--- DATA FOR THIS TASK ---

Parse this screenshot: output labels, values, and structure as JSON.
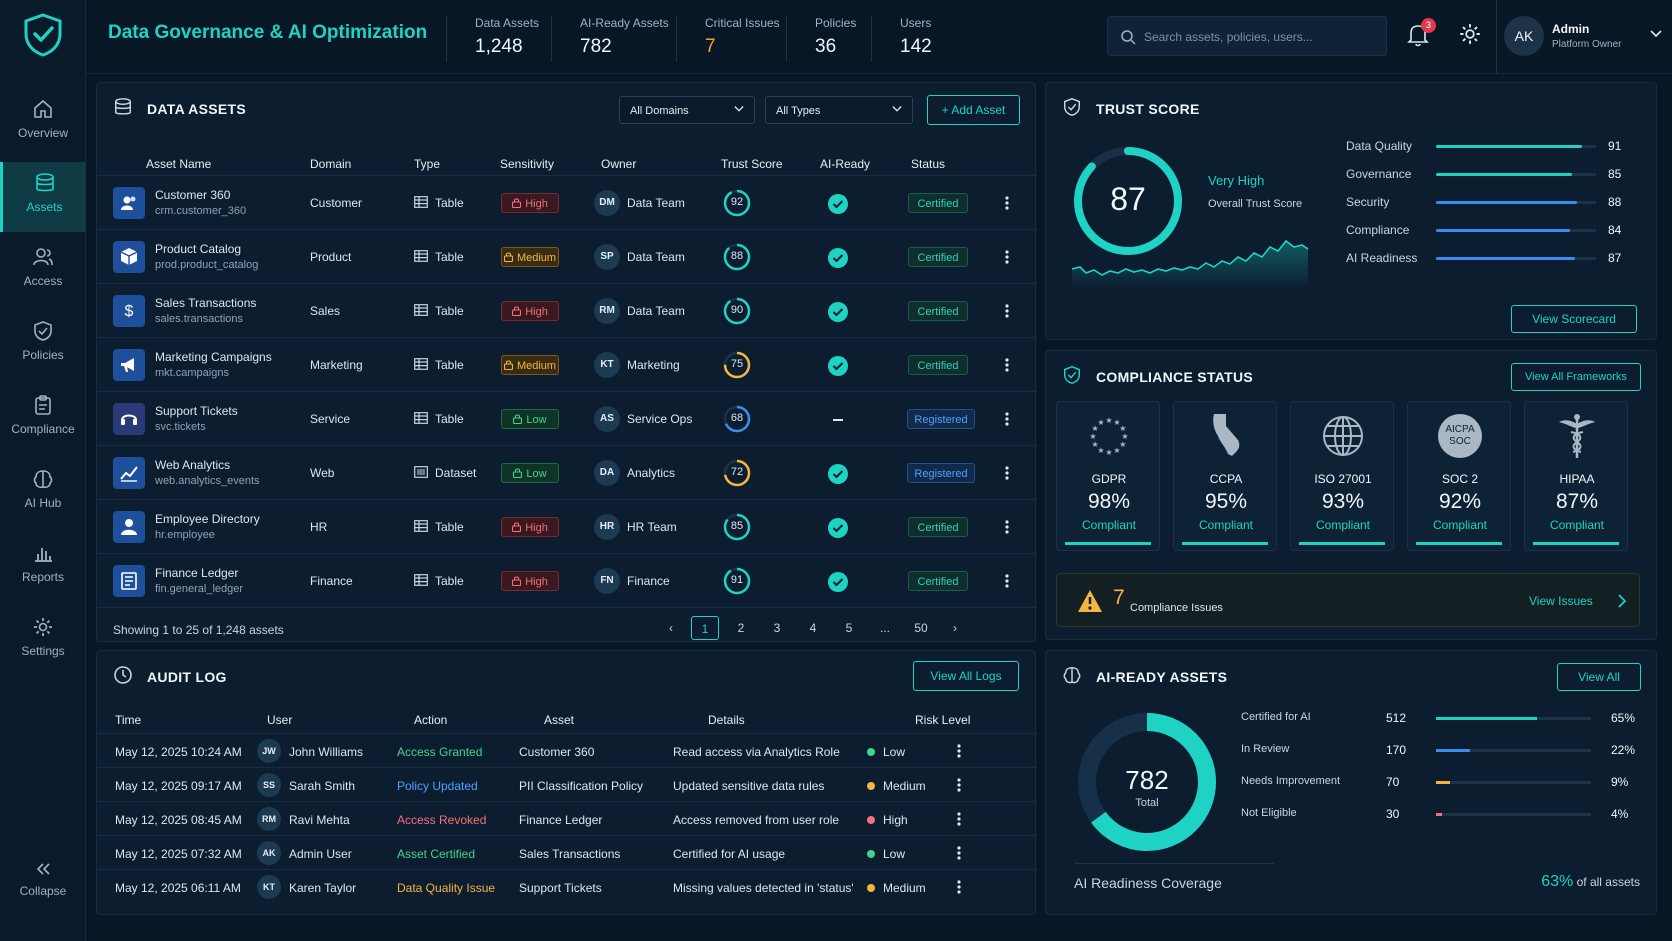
{
  "app": {
    "title": "Data Governance & AI Optimization"
  },
  "header": {
    "stats": [
      {
        "label": "Data Assets",
        "value": "1,248",
        "color": "#f2f7fb"
      },
      {
        "label": "AI-Ready Assets",
        "value": "782",
        "color": "#f2f7fb"
      },
      {
        "label": "Critical Issues",
        "value": "7",
        "color": "#f5a623"
      },
      {
        "label": "Policies",
        "value": "36",
        "color": "#f2f7fb"
      },
      {
        "label": "Users",
        "value": "142",
        "color": "#f2f7fb"
      }
    ],
    "search_placeholder": "Search assets, policies, users...",
    "notification_count": "3",
    "user": {
      "initials": "AK",
      "name": "Admin",
      "role": "Platform Owner"
    }
  },
  "sidebar": {
    "items": [
      {
        "label": "Overview",
        "icon": "home-icon"
      },
      {
        "label": "Assets",
        "icon": "database-icon",
        "active": true
      },
      {
        "label": "Access",
        "icon": "users-icon"
      },
      {
        "label": "Policies",
        "icon": "shield-check-icon"
      },
      {
        "label": "Compliance",
        "icon": "clipboard-icon"
      },
      {
        "label": "AI Hub",
        "icon": "brain-icon"
      },
      {
        "label": "Reports",
        "icon": "bar-chart-icon"
      },
      {
        "label": "Settings",
        "icon": "gear-icon"
      }
    ],
    "collapse_label": "Collapse"
  },
  "assets": {
    "title": "DATA ASSETS",
    "domain_filter": "All Domains",
    "type_filter": "All Types",
    "add_label": "Add Asset",
    "columns": [
      "Asset Name",
      "Domain",
      "Type",
      "Sensitivity",
      "Owner",
      "Trust Score",
      "AI-Ready",
      "Status"
    ],
    "rows": [
      {
        "name": "Customer 360",
        "path": "crm.customer_360",
        "domain": "Customer",
        "type": "Table",
        "sensitivity": "High",
        "owner_initials": "DM",
        "owner": "Data Team",
        "trust": 92,
        "ai_ready": true,
        "status": "Certified",
        "icon": "users-icon",
        "icon_color": "#1e4f9a"
      },
      {
        "name": "Product Catalog",
        "path": "prod.product_catalog",
        "domain": "Product",
        "type": "Table",
        "sensitivity": "Medium",
        "owner_initials": "SP",
        "owner": "Data Team",
        "trust": 88,
        "ai_ready": true,
        "status": "Certified",
        "icon": "cube-icon",
        "icon_color": "#1e4f9a"
      },
      {
        "name": "Sales Transactions",
        "path": "sales.transactions",
        "domain": "Sales",
        "type": "Table",
        "sensitivity": "High",
        "owner_initials": "RM",
        "owner": "Data Team",
        "trust": 90,
        "ai_ready": true,
        "status": "Certified",
        "icon": "dollar-icon",
        "icon_color": "#1e4f9a"
      },
      {
        "name": "Marketing Campaigns",
        "path": "mkt.campaigns",
        "domain": "Marketing",
        "type": "Table",
        "sensitivity": "Medium",
        "owner_initials": "KT",
        "owner": "Marketing",
        "trust": 75,
        "ai_ready": true,
        "status": "Certified",
        "icon": "megaphone-icon",
        "icon_color": "#1e4f9a"
      },
      {
        "name": "Support Tickets",
        "path": "svc.tickets",
        "domain": "Service",
        "type": "Table",
        "sensitivity": "Low",
        "owner_initials": "AS",
        "owner": "Service Ops",
        "trust": 68,
        "ai_ready": false,
        "status": "Registered",
        "icon": "headset-icon",
        "icon_color": "#2a3a78"
      },
      {
        "name": "Web Analytics",
        "path": "web.analytics_events",
        "domain": "Web",
        "type": "Dataset",
        "sensitivity": "Low",
        "owner_initials": "DA",
        "owner": "Analytics",
        "trust": 72,
        "ai_ready": true,
        "status": "Registered",
        "icon": "trend-icon",
        "icon_color": "#1e4f9a"
      },
      {
        "name": "Employee Directory",
        "path": "hr.employee",
        "domain": "HR",
        "type": "Table",
        "sensitivity": "High",
        "owner_initials": "HR",
        "owner": "HR Team",
        "trust": 85,
        "ai_ready": true,
        "status": "Certified",
        "icon": "person-icon",
        "icon_color": "#1e4f9a"
      },
      {
        "name": "Finance Ledger",
        "path": "fin.general_ledger",
        "domain": "Finance",
        "type": "Table",
        "sensitivity": "High",
        "owner_initials": "FN",
        "owner": "Finance",
        "trust": 91,
        "ai_ready": true,
        "status": "Certified",
        "icon": "ledger-icon",
        "icon_color": "#1e4f9a"
      }
    ],
    "showing": "Showing 1 to 25 of 1,248 assets",
    "pages": [
      "1",
      "2",
      "3",
      "4",
      "5",
      "...",
      "50"
    ]
  },
  "audit": {
    "title": "AUDIT LOG",
    "view_label": "View All Logs",
    "columns": [
      "Time",
      "User",
      "Action",
      "Asset",
      "Details",
      "Risk Level"
    ],
    "rows": [
      {
        "time": "May 12, 2025 10:24 AM",
        "initials": "JW",
        "user": "John Williams",
        "action": "Access Granted",
        "action_color": "#3fd68f",
        "asset": "Customer 360",
        "details": "Read access via Analytics Role",
        "risk": "Low",
        "risk_color": "#3fd68f"
      },
      {
        "time": "May 12, 2025 09:17 AM",
        "initials": "SS",
        "user": "Sarah Smith",
        "action": "Policy Updated",
        "action_color": "#4fa2ff",
        "asset": "PII Classification Policy",
        "details": "Updated sensitive data rules",
        "risk": "Medium",
        "risk_color": "#f5b640"
      },
      {
        "time": "May 12, 2025 08:45 AM",
        "initials": "RM",
        "user": "Ravi Mehta",
        "action": "Access Revoked",
        "action_color": "#f4707c",
        "asset": "Finance Ledger",
        "details": "Access removed from user role",
        "risk": "High",
        "risk_color": "#f4707c"
      },
      {
        "time": "May 12, 2025 07:32 AM",
        "initials": "AK",
        "user": "Admin User",
        "action": "Asset Certified",
        "action_color": "#3fd68f",
        "asset": "Sales Transactions",
        "details": "Certified for AI usage",
        "risk": "Low",
        "risk_color": "#3fd68f"
      },
      {
        "time": "May 12, 2025 06:11 AM",
        "initials": "KT",
        "user": "Karen Taylor",
        "action": "Data Quality Issue",
        "action_color": "#f5b640",
        "asset": "Support Tickets",
        "details": "Missing values detected in 'status'",
        "risk": "Medium",
        "risk_color": "#f5b640"
      }
    ]
  },
  "trust": {
    "title": "TRUST SCORE",
    "score": "87",
    "score_value": 87,
    "rating": "Very High",
    "caption": "Overall Trust Score",
    "metrics": [
      {
        "label": "Data Quality",
        "value": 91,
        "color": "#1fd3c4"
      },
      {
        "label": "Governance",
        "value": 85,
        "color": "#1fd3c4"
      },
      {
        "label": "Security",
        "value": 88,
        "color": "#3a8cf0"
      },
      {
        "label": "Compliance",
        "value": 84,
        "color": "#3a8cf0"
      },
      {
        "label": "AI Readiness",
        "value": 87,
        "color": "#3a8cf0"
      }
    ],
    "view_label": "View Scorecard"
  },
  "compliance": {
    "title": "COMPLIANCE STATUS",
    "view_label": "View All Frameworks",
    "frameworks": [
      {
        "name": "GDPR",
        "pct": "98%",
        "status": "Compliant",
        "icon": "eu-stars-icon"
      },
      {
        "name": "CCPA",
        "pct": "95%",
        "status": "Compliant",
        "icon": "california-icon"
      },
      {
        "name": "ISO 27001",
        "pct": "93%",
        "status": "Compliant",
        "icon": "globe-icon"
      },
      {
        "name": "SOC 2",
        "pct": "92%",
        "status": "Compliant",
        "icon": "aicpa-soc-icon",
        "seal_text_1": "AICPA",
        "seal_text_2": "SOC"
      },
      {
        "name": "HIPAA",
        "pct": "87%",
        "status": "Compliant",
        "icon": "caduceus-icon"
      }
    ],
    "issues_count": "7",
    "issues_label": "Compliance Issues",
    "issues_view": "View Issues"
  },
  "ai_ready": {
    "title": "AI-READY ASSETS",
    "view_label": "View All",
    "total": "782",
    "total_label": "Total",
    "rows": [
      {
        "label": "Certified for AI",
        "count": "512",
        "pct": "65%",
        "fraction": 0.65,
        "color": "#1fd3c4"
      },
      {
        "label": "In Review",
        "count": "170",
        "pct": "22%",
        "fraction": 0.22,
        "color": "#3a8cf0"
      },
      {
        "label": "Needs Improvement",
        "count": "70",
        "pct": "9%",
        "fraction": 0.09,
        "color": "#f5b640"
      },
      {
        "label": "Not Eligible",
        "count": "30",
        "pct": "4%",
        "fraction": 0.04,
        "color": "#f4707c"
      }
    ],
    "coverage_label": "AI Readiness Coverage",
    "coverage_pct": "63%",
    "coverage_suffix": "of all assets"
  }
}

---

**STATED EXERCISE:**
Find the word "fraction" in the entries, and copy every line it shows up in.

**SOLVED EXERCISE:**
        "fraction": 0.65,
        "fraction": 0.22,
        "fraction": 0.09,
        "fraction": 0.04,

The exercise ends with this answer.